----- Supplied data

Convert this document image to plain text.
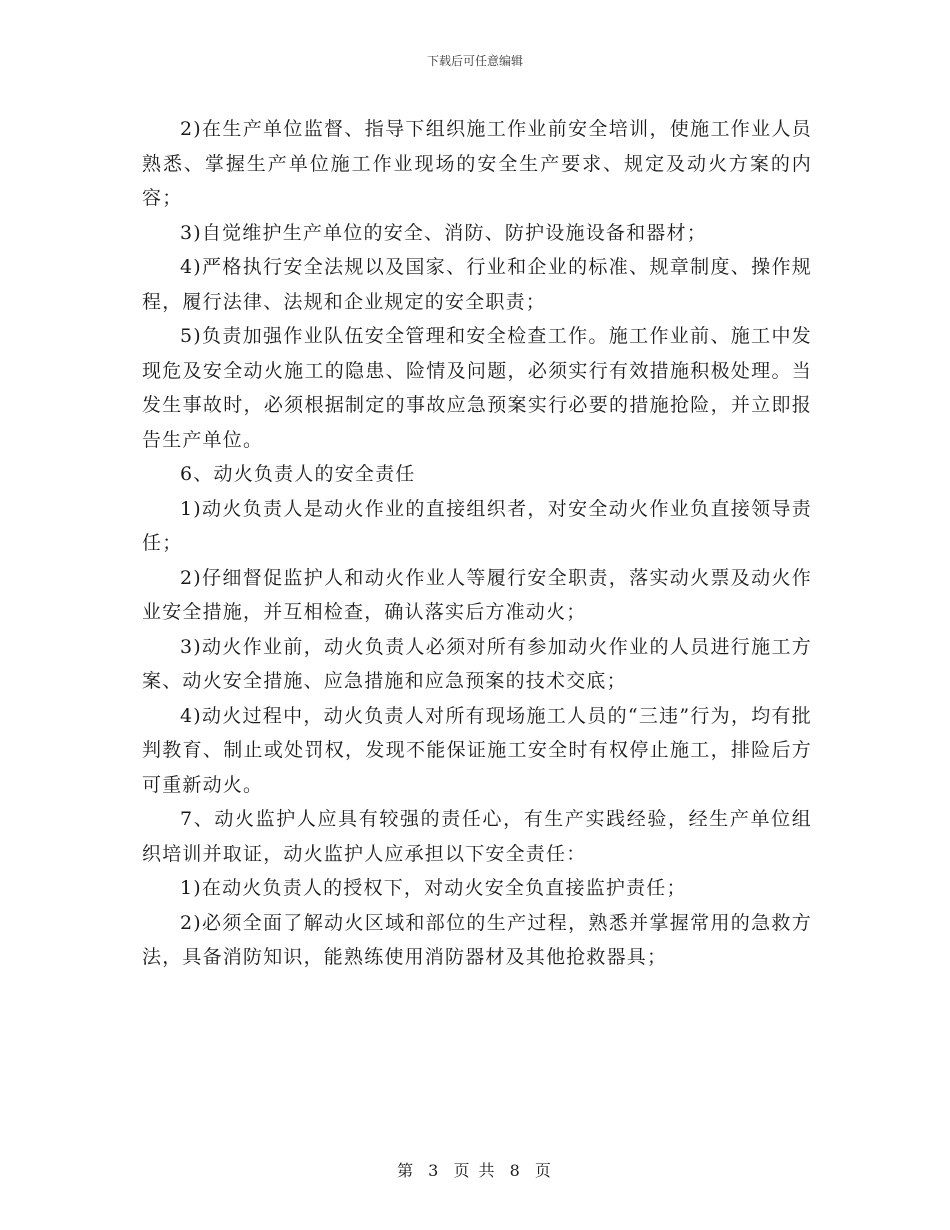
下载后可任意编辑

2)在生产单位监督、指导下组织施工作业前安全培训，使施工作业人员熟悉、掌握生产单位施工作业现场的安全生产要求、规定及动火方案的内容；

3)自觉维护生产单位的安全、消防、防护设施设备和器材；

4)严格执行安全法规以及国家、行业和企业的标准、规章制度、操作规程，履行法律、法规和企业规定的安全职责；

5)负责加强作业队伍安全管理和安全检查工作。施工作业前、施工中发现危及安全动火施工的隐患、险情及问题，必须实行有效措施积极处理。当发生事故时，必须根据制定的事故应急预案实行必要的措施抢险，并立即报告生产单位。

6、动火负责人的安全责任

1)动火负责人是动火作业的直接组织者，对安全动火作业负直接领导责任；

2)仔细督促监护人和动火作业人等履行安全职责，落实动火票及动火作业安全措施，并互相检查，确认落实后方准动火；

3)动火作业前，动火负责人必须对所有参加动火作业的人员进行施工方案、动火安全措施、应急措施和应急预案的技术交底；

4)动火过程中，动火负责人对所有现场施工人员的“三违”行为，均有批判教育、制止或处罚权，发现不能保证施工安全时有权停止施工，排险后方可重新动火。

7、动火监护人应具有较强的责任心，有生产实践经验，经生产单位组织培训并取证，动火监护人应承担以下安全责任：

1)在动火负责人的授权下，对动火安全负直接监护责任；

2)必须全面了解动火区域和部位的生产过程，熟悉并掌握常用的急救方法，具备消防知识，能熟练使用消防器材及其他抢救器具；

第 3 页 共 8 页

----------

Directions for this task ▸ Make a verbatim copy of all the entries and strip out the pictures.

Task response ▸
Convert this document image to plain text.
下载后可任意编辑

2)在生产单位监督、指导下组织施工作业前安全培训，使施工作业人员熟悉、掌握生产单位施工作业现场的安全生产要求、规定及动火方案的内容；

3)自觉维护生产单位的安全、消防、防护设施设备和器材；

4)严格执行安全法规以及国家、行业和企业的标准、规章制度、操作规程，履行法律、法规和企业规定的安全职责；

5)负责加强作业队伍安全管理和安全检查工作。施工作业前、施工中发现危及安全动火施工的隐患、险情及问题，必须实行有效措施积极处理。当发生事故时，必须根据制定的事故应急预案实行必要的措施抢险，并立即报告生产单位。

6、动火负责人的安全责任

1)动火负责人是动火作业的直接组织者，对安全动火作业负直接领导责任；

2)仔细督促监护人和动火作业人等履行安全职责，落实动火票及动火作业安全措施，并互相检查，确认落实后方准动火；

3)动火作业前，动火负责人必须对所有参加动火作业的人员进行施工方案、动火安全措施、应急措施和应急预案的技术交底；

4)动火过程中，动火负责人对所有现场施工人员的“三违”行为，均有批判教育、制止或处罚权，发现不能保证施工安全时有权停止施工，排险后方可重新动火。

7、动火监护人应具有较强的责任心，有生产实践经验，经生产单位组织培训并取证，动火监护人应承担以下安全责任：

1)在动火负责人的授权下，对动火安全负直接监护责任；

2)必须全面了解动火区域和部位的生产过程，熟悉并掌握常用的急救方法，具备消防知识，能熟练使用消防器材及其他抢救器具；

第 3 页 共 8 页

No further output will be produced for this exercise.